§ **EXERCISE INSTRUCTIONS**
Each entry below should be echoed exactly, with pictures omitted.

§ **TASK MATERIAL**
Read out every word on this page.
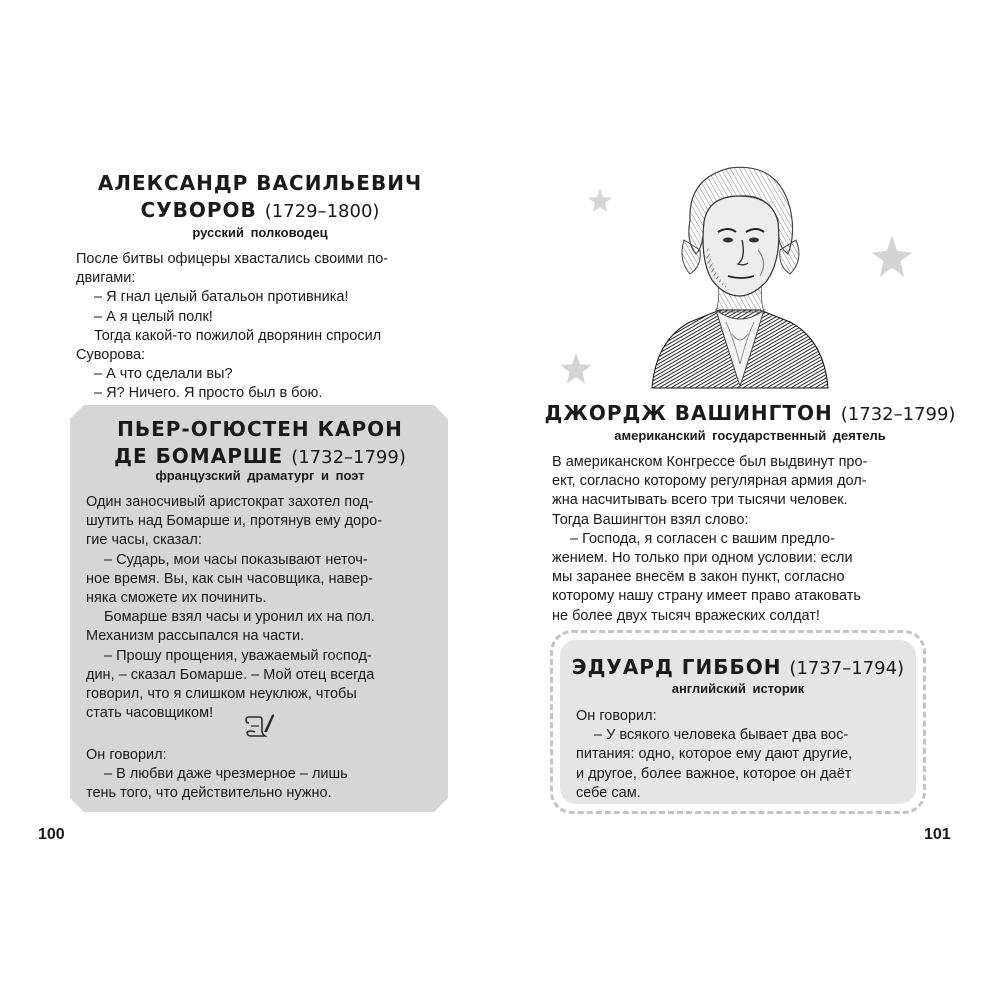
АЛЕКСАНДР ВАСИЛЬЕВИЧ
СУВОРОВ (1729–1800)
русский полководец

После битвы офицеры хвастались своими по-

двигами:

– Я гнал целый батальон противника!

– А я целый полк!

Тогда какой-то пожилой дворянин спросил

Суворова:

– А что сделали вы?

– Я? Ничего. Я просто был в бою.

ПЬЕР-ОГЮСТЕН КАРОН
ДЕ БОМАРШЕ (1732–1799)
французский драматург и поэт

Один заносчивый аристократ захотел под-

шутить над Бомарше и, протянув ему доро-

гие часы, сказал:

– Сударь, мои часы показывают неточ-

ное время. Вы, как сын часовщика, навер-

няка сможете их починить.

Бомарше взял часы и уронил их на пол.

Механизм рассыпался на части.

– Прошу прощения, уважаемый господ-

дин, – сказал Бомарше. – Мой отец всегда

говорил, что я слишком неуклюж, чтобы

стать часовщиком!

Он говорил:

– В любви даже чрезмерное – лишь

тень того, что действительно нужно.

100
ДЖОРДЖ ВАШИНГТОН (1732–1799)
американский государственный деятель

В американском Конгрессе был выдвинут про-

ект, согласно которому регулярная армия дол-

жна насчитывать всего три тысячи человек.

Тогда Вашингтон взял слово:

– Господа, я согласен с вашим предло-

жением. Но только при одном условии: если

мы заранее внесём в закон пункт, согласно

которому нашу страну имеет право атаковать

не более двух тысяч вражеских солдат!

ЭДУАРД ГИББОН (1737–1794)
английский историк

Он говорил:

– У всякого человека бывает два вос-

питания: одно, которое ему дают другие,

и другое, более важное, которое он даёт

себе сам.

101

§ **SOLUTION**
Read out every word on this page.
АЛЕКСАНДР ВАСИЛЬЕВИЧ
СУВОРОВ (1729–1800)
русский полководец

После битвы офицеры хвастались своими по-

двигами:

– Я гнал целый батальон противника!

– А я целый полк!

Тогда какой-то пожилой дворянин спросил

Суворова:

– А что сделали вы?

– Я? Ничего. Я просто был в бою.

ПЬЕР-ОГЮСТЕН КАРОН
ДЕ БОМАРШЕ (1732–1799)
французский драматург и поэт

Один заносчивый аристократ захотел под-

шутить над Бомарше и, протянув ему доро-

гие часы, сказал:

– Сударь, мои часы показывают неточ-

ное время. Вы, как сын часовщика, навер-

няка сможете их починить.

Бомарше взял часы и уронил их на пол.

Механизм рассыпался на части.

– Прошу прощения, уважаемый господ-

дин, – сказал Бомарше. – Мой отец всегда

говорил, что я слишком неуклюж, чтобы

стать часовщиком!

Он говорил:

– В любви даже чрезмерное – лишь

тень того, что действительно нужно.

100
ДЖОРДЖ ВАШИНГТОН (1732–1799)
американский государственный деятель

В американском Конгрессе был выдвинут про-

ект, согласно которому регулярная армия дол-

жна насчитывать всего три тысячи человек.

Тогда Вашингтон взял слово:

– Господа, я согласен с вашим предло-

жением. Но только при одном условии: если

мы заранее внесём в закон пункт, согласно

которому нашу страну имеет право атаковать

не более двух тысяч вражеских солдат!

ЭДУАРД ГИББОН (1737–1794)
английский историк

Он говорил:

– У всякого человека бывает два вос-

питания: одно, которое ему дают другие,

и другое, более важное, которое он даёт

себе сам.

101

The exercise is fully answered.